Extract each line of the data and write it out again exactly.

"""

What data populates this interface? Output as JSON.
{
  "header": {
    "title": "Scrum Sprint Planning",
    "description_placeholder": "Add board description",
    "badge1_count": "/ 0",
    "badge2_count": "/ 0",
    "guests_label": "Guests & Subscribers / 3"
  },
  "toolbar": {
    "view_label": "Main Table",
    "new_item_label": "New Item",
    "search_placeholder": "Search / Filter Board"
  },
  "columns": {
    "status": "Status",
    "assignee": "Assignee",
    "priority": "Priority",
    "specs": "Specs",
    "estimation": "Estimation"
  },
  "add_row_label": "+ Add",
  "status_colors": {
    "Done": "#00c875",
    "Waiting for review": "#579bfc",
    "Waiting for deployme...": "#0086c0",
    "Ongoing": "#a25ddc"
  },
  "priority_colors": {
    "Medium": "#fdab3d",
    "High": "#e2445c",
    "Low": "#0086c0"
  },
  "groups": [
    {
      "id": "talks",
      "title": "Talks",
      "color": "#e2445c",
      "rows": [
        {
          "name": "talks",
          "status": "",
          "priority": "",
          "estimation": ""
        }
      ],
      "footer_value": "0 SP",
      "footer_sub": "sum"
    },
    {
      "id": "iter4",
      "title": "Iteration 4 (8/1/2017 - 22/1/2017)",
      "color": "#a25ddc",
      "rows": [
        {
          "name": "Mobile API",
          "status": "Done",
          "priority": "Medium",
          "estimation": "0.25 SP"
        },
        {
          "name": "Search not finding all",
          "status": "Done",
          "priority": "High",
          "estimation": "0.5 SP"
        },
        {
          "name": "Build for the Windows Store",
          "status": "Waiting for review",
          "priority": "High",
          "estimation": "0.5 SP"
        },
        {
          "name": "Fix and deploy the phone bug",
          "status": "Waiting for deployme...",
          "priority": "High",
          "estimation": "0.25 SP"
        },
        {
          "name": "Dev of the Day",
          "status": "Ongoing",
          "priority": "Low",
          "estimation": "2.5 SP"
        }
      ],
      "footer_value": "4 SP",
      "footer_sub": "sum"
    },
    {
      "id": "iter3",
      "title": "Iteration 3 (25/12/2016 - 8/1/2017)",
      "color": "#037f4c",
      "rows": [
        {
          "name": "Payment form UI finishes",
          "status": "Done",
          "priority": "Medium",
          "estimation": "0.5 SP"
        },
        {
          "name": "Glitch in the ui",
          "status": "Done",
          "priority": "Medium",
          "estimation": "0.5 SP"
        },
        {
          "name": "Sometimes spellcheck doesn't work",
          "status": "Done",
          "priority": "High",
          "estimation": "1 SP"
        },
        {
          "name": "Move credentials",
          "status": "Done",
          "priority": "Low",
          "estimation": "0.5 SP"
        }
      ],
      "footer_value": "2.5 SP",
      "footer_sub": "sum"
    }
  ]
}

"""

Solution:
What data populates this interface? Output as JSON.
{
  "header": {
    "title": "Scrum Sprint Planning",
    "description_placeholder": "Add board description",
    "badge1_count": "/ 0",
    "badge2_count": "/ 0",
    "guests_label": "Guests & Subscribers / 3"
  },
  "toolbar": {
    "view_label": "Main Table",
    "new_item_label": "New Item",
    "search_placeholder": "Search / Filter Board"
  },
  "columns": {
    "status": "Status",
    "assignee": "Assignee",
    "priority": "Priority",
    "specs": "Specs",
    "estimation": "Estimation"
  },
  "add_row_label": "+ Add",
  "status_colors": {
    "Done": "#00c875",
    "Waiting for review": "#579bfc",
    "Waiting for deployme...": "#0086c0",
    "Ongoing": "#a25ddc"
  },
  "priority_colors": {
    "Medium": "#fdab3d",
    "High": "#e2445c",
    "Low": "#0086c0"
  },
  "groups": [
    {
      "id": "talks",
      "title": "Talks",
      "color": "#e2445c",
      "rows": [
        {
          "name": "talks",
          "status": "",
          "priority": "",
          "estimation": ""
        }
      ],
      "footer_value": "0 SP",
      "footer_sub": "sum"
    },
    {
      "id": "iter4",
      "title": "Iteration 4 (8/1/2017 - 22/1/2017)",
      "color": "#a25ddc",
      "rows": [
        {
          "name": "Mobile API",
          "status": "Done",
          "priority": "Medium",
          "estimation": "0.25 SP"
        },
        {
          "name": "Search not finding all",
          "status": "Done",
          "priority": "High",
          "estimation": "0.5 SP"
        },
        {
          "name": "Build for the Windows Store",
          "status": "Waiting for review",
          "priority": "High",
          "estimation": "0.5 SP"
        },
        {
          "name": "Fix and deploy the phone bug",
          "status": "Waiting for deployme...",
          "priority": "High",
          "estimation": "0.25 SP"
        },
        {
          "name": "Dev of the Day",
          "status": "Ongoing",
          "priority": "Low",
          "estimation": "2.5 SP"
        }
      ],
      "footer_value": "4 SP",
      "footer_sub": "sum"
    },
    {
      "id": "iter3",
      "title": "Iteration 3 (25/12/2016 - 8/1/2017)",
      "color": "#037f4c",
      "rows": [
        {
          "name": "Payment form UI finishes",
          "status": "Done",
          "priority": "Medium",
          "estimation": "0.5 SP"
        },
        {
          "name": "Glitch in the ui",
          "status": "Done",
          "priority": "Medium",
          "estimation": "0.5 SP"
        },
        {
          "name": "Sometimes spellcheck doesn't work",
          "status": "Done",
          "priority": "High",
          "estimation": "1 SP"
        },
        {
          "name": "Move credentials",
          "status": "Done",
          "priority": "Low",
          "estimation": "0.5 SP"
        }
      ],
      "footer_value": "2.5 SP",
      "footer_sub": "sum"
    }
  ]
}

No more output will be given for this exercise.